_Exercise details_. Will you output the entries below exactly, skipping every image they contain?

_Given records_.
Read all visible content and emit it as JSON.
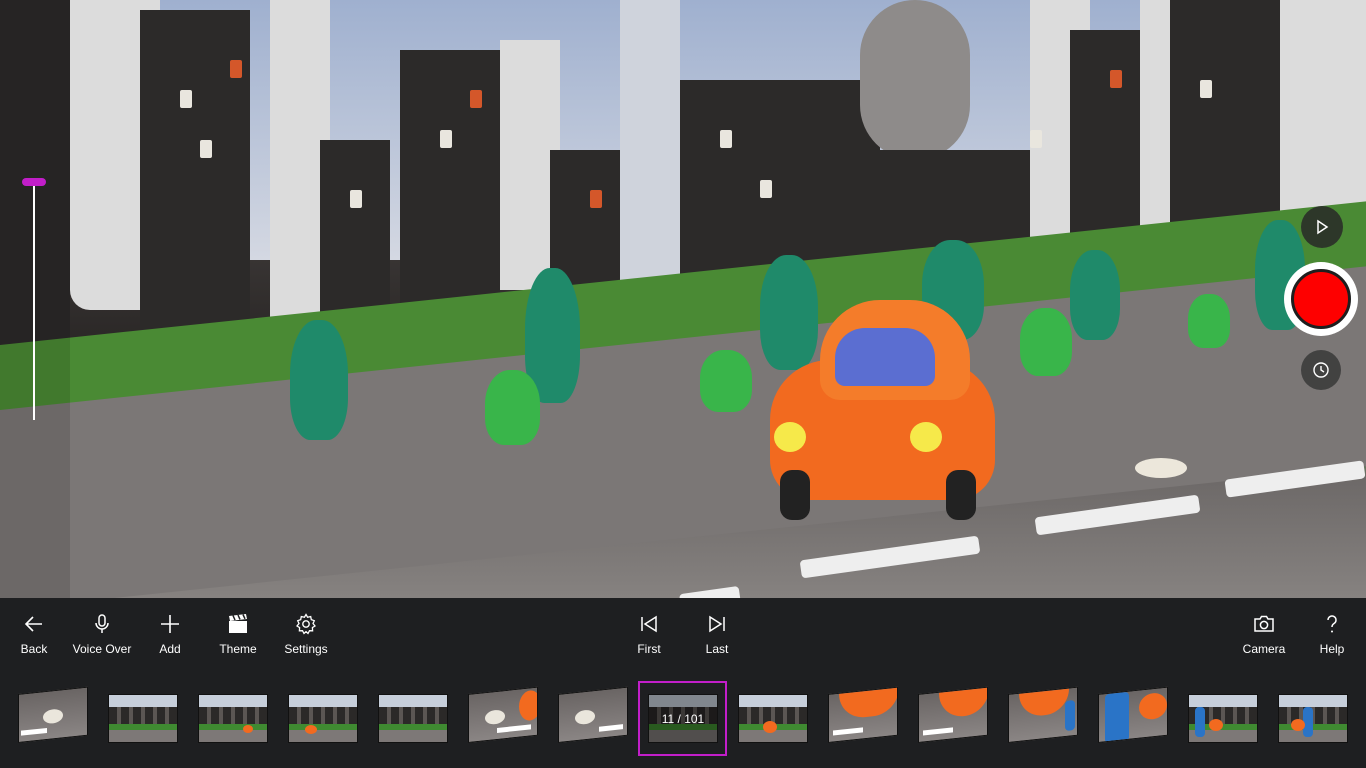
{
  "toolbar": {
    "back": "Back",
    "voice_over": "Voice Over",
    "add": "Add",
    "theme": "Theme",
    "settings": "Settings",
    "first": "First",
    "last": "Last",
    "camera": "Camera",
    "help": "Help"
  },
  "filmstrip": {
    "counter": "11 / 101",
    "current_frame": 11,
    "total_frames": 101
  },
  "colors": {
    "accent": "#c21ec9",
    "record": "#fe0000",
    "toolbar_bg": "#1e1f21"
  },
  "icons": {
    "back": "arrow-left-icon",
    "voice_over": "microphone-icon",
    "add": "plus-icon",
    "theme": "clapperboard-icon",
    "settings": "gear-icon",
    "first": "skip-first-icon",
    "last": "skip-last-icon",
    "camera": "camera-icon",
    "help": "question-icon",
    "play": "play-icon",
    "record": "record-icon",
    "timer": "clock-icon"
  }
}
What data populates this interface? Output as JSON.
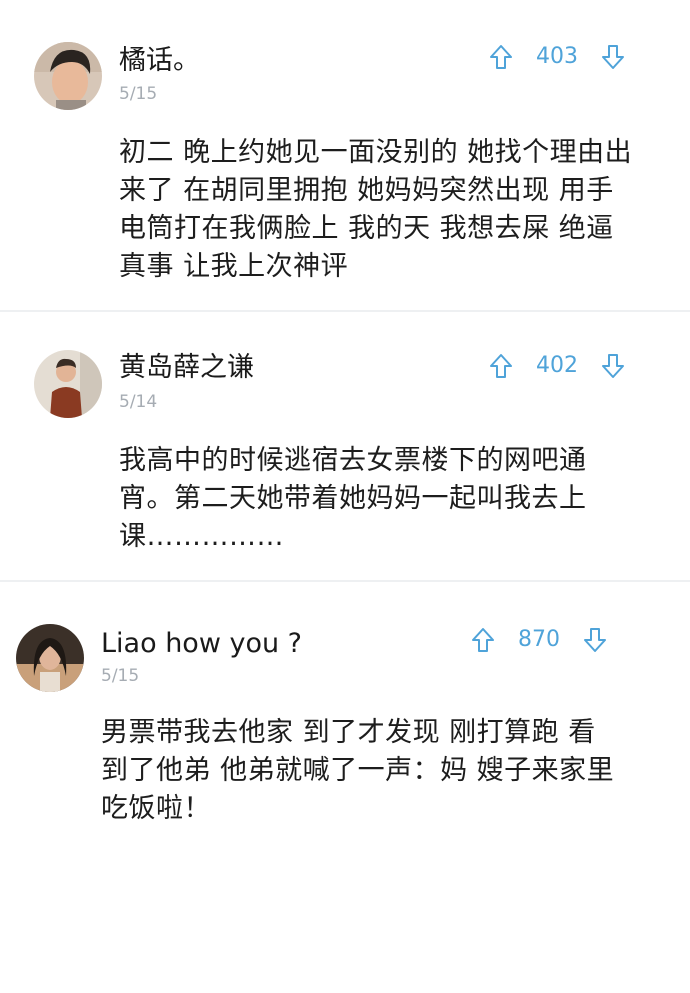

_Written response_.
Read all visible content and emit it as JSON.
{
  "toolbar": {
    "back": "Back",
    "voice_over": "Voice Over",
    "add": "Add",
    "theme": "Theme",
    "settings": "Settings",
    "first": "First",
    "last": "Last",
    "camera": "Camera",
    "help": "Help"
  },
  "filmstrip": {
    "counter": "11 / 101",
    "current_frame": 11,
    "total_frames": 101
  },
  "colors": {
    "accent": "#c21ec9",
    "record": "#fe0000",
    "toolbar_bg": "#1e1f21"
  },
  "icons": {
    "back": "arrow-left-icon",
    "voice_over": "microphone-icon",
    "add": "plus-icon",
    "theme": "clapperboard-icon",
    "settings": "gear-icon",
    "first": "skip-first-icon",
    "last": "skip-last-icon",
    "camera": "camera-icon",
    "help": "question-icon",
    "play": "play-icon",
    "record": "record-icon",
    "timer": "clock-icon"
  }
}
What data populates this interface? Output as JSON.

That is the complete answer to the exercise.